Records from a data source:
[start]

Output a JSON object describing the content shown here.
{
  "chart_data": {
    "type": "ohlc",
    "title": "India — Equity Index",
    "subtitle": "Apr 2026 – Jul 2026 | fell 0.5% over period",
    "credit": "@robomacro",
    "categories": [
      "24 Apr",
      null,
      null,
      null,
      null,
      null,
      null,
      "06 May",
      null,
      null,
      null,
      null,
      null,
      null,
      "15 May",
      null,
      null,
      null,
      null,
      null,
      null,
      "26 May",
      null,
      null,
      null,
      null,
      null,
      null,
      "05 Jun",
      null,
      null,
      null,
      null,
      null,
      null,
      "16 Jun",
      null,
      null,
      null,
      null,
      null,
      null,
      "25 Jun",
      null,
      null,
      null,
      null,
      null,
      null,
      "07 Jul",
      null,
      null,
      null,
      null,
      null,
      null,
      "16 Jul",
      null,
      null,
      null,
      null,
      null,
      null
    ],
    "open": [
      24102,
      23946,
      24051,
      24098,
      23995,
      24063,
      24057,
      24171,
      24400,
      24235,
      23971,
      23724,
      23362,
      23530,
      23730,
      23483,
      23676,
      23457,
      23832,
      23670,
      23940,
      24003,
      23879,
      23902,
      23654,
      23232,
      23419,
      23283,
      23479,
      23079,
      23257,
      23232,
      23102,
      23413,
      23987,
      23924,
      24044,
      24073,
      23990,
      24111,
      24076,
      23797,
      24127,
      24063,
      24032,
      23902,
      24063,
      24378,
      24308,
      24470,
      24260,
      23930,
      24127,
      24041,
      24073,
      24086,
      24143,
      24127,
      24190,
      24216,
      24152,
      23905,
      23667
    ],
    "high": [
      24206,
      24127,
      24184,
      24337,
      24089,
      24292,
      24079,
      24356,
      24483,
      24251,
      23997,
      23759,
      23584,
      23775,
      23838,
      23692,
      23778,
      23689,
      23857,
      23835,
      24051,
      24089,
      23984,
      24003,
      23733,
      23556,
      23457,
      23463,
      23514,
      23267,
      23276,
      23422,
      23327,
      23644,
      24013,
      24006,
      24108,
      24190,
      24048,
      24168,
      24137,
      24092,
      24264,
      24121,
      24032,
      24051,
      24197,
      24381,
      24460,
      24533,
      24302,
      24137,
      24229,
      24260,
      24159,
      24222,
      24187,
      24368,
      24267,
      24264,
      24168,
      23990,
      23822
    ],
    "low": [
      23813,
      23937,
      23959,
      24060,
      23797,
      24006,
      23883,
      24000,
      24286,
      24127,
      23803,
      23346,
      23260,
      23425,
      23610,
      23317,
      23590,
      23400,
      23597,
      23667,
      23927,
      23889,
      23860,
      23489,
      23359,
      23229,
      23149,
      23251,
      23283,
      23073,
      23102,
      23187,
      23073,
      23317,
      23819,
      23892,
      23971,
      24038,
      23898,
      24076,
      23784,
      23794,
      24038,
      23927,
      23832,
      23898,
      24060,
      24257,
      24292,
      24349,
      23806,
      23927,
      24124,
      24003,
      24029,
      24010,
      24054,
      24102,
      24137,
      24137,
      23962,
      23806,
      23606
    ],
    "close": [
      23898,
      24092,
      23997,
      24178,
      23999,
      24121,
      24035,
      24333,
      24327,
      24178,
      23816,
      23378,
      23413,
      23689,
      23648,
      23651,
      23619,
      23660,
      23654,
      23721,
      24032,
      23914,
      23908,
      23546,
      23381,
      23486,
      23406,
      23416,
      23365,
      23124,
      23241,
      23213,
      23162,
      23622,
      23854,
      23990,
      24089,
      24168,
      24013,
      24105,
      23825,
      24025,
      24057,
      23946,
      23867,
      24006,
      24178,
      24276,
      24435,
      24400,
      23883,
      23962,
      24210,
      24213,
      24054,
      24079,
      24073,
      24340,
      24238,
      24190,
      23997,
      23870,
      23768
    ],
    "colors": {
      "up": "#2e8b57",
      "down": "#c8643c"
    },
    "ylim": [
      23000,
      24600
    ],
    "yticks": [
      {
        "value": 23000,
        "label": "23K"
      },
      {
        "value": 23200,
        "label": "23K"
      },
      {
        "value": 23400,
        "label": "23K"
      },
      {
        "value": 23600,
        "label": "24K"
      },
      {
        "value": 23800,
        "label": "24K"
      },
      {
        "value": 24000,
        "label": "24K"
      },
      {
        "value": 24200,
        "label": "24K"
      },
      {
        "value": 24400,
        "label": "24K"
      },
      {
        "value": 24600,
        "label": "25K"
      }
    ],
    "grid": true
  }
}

[end]

_TASK OBJECTIVE_
Repeat each of the entries above precisely as given.

_WRITTEN ANSWER_
Output a JSON object describing the content shown here.
{
  "chart_data": {
    "type": "ohlc",
    "title": "India — Equity Index",
    "subtitle": "Apr 2026 – Jul 2026 | fell 0.5% over period",
    "credit": "@robomacro",
    "categories": [
      "24 Apr",
      null,
      null,
      null,
      null,
      null,
      null,
      "06 May",
      null,
      null,
      null,
      null,
      null,
      null,
      "15 May",
      null,
      null,
      null,
      null,
      null,
      null,
      "26 May",
      null,
      null,
      null,
      null,
      null,
      null,
      "05 Jun",
      null,
      null,
      null,
      null,
      null,
      null,
      "16 Jun",
      null,
      null,
      null,
      null,
      null,
      null,
      "25 Jun",
      null,
      null,
      null,
      null,
      null,
      null,
      "07 Jul",
      null,
      null,
      null,
      null,
      null,
      null,
      "16 Jul",
      null,
      null,
      null,
      null,
      null,
      null
    ],
    "open": [
      24102,
      23946,
      24051,
      24098,
      23995,
      24063,
      24057,
      24171,
      24400,
      24235,
      23971,
      23724,
      23362,
      23530,
      23730,
      23483,
      23676,
      23457,
      23832,
      23670,
      23940,
      24003,
      23879,
      23902,
      23654,
      23232,
      23419,
      23283,
      23479,
      23079,
      23257,
      23232,
      23102,
      23413,
      23987,
      23924,
      24044,
      24073,
      23990,
      24111,
      24076,
      23797,
      24127,
      24063,
      24032,
      23902,
      24063,
      24378,
      24308,
      24470,
      24260,
      23930,
      24127,
      24041,
      24073,
      24086,
      24143,
      24127,
      24190,
      24216,
      24152,
      23905,
      23667
    ],
    "high": [
      24206,
      24127,
      24184,
      24337,
      24089,
      24292,
      24079,
      24356,
      24483,
      24251,
      23997,
      23759,
      23584,
      23775,
      23838,
      23692,
      23778,
      23689,
      23857,
      23835,
      24051,
      24089,
      23984,
      24003,
      23733,
      23556,
      23457,
      23463,
      23514,
      23267,
      23276,
      23422,
      23327,
      23644,
      24013,
      24006,
      24108,
      24190,
      24048,
      24168,
      24137,
      24092,
      24264,
      24121,
      24032,
      24051,
      24197,
      24381,
      24460,
      24533,
      24302,
      24137,
      24229,
      24260,
      24159,
      24222,
      24187,
      24368,
      24267,
      24264,
      24168,
      23990,
      23822
    ],
    "low": [
      23813,
      23937,
      23959,
      24060,
      23797,
      24006,
      23883,
      24000,
      24286,
      24127,
      23803,
      23346,
      23260,
      23425,
      23610,
      23317,
      23590,
      23400,
      23597,
      23667,
      23927,
      23889,
      23860,
      23489,
      23359,
      23229,
      23149,
      23251,
      23283,
      23073,
      23102,
      23187,
      23073,
      23317,
      23819,
      23892,
      23971,
      24038,
      23898,
      24076,
      23784,
      23794,
      24038,
      23927,
      23832,
      23898,
      24060,
      24257,
      24292,
      24349,
      23806,
      23927,
      24124,
      24003,
      24029,
      24010,
      24054,
      24102,
      24137,
      24137,
      23962,
      23806,
      23606
    ],
    "close": [
      23898,
      24092,
      23997,
      24178,
      23999,
      24121,
      24035,
      24333,
      24327,
      24178,
      23816,
      23378,
      23413,
      23689,
      23648,
      23651,
      23619,
      23660,
      23654,
      23721,
      24032,
      23914,
      23908,
      23546,
      23381,
      23486,
      23406,
      23416,
      23365,
      23124,
      23241,
      23213,
      23162,
      23622,
      23854,
      23990,
      24089,
      24168,
      24013,
      24105,
      23825,
      24025,
      24057,
      23946,
      23867,
      24006,
      24178,
      24276,
      24435,
      24400,
      23883,
      23962,
      24210,
      24213,
      24054,
      24079,
      24073,
      24340,
      24238,
      24190,
      23997,
      23870,
      23768
    ],
    "colors": {
      "up": "#2e8b57",
      "down": "#c8643c"
    },
    "ylim": [
      23000,
      24600
    ],
    "yticks": [
      {
        "value": 23000,
        "label": "23K"
      },
      {
        "value": 23200,
        "label": "23K"
      },
      {
        "value": 23400,
        "label": "23K"
      },
      {
        "value": 23600,
        "label": "24K"
      },
      {
        "value": 23800,
        "label": "24K"
      },
      {
        "value": 24000,
        "label": "24K"
      },
      {
        "value": 24200,
        "label": "24K"
      },
      {
        "value": 24400,
        "label": "24K"
      },
      {
        "value": 24600,
        "label": "25K"
      }
    ],
    "grid": true
  }
}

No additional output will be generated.